**Exercise objective**
Identify the lines that contain the string "para", then copy each of them.

**Supplied entries**

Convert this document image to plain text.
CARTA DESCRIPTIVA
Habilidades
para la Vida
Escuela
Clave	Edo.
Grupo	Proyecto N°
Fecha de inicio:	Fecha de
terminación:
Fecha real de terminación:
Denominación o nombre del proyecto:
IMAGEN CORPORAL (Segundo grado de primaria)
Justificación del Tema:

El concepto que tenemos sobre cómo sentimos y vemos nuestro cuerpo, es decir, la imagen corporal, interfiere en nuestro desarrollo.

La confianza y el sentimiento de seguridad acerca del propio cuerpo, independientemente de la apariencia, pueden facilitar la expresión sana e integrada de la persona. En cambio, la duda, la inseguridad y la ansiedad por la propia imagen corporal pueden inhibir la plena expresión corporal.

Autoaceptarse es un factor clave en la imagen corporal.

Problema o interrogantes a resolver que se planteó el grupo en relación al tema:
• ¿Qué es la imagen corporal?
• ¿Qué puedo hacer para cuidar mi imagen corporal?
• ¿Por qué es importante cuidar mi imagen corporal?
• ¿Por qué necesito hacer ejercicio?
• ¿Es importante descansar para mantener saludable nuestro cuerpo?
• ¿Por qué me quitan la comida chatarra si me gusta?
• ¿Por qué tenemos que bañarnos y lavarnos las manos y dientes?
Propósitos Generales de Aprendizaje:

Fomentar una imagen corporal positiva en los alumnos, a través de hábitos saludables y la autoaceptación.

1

**In response**
para la Vida
• ¿Qué puedo hacer para cuidar mi imagen corporal?
• ¿Es importante descansar para mantener saludable nuestro cuerpo?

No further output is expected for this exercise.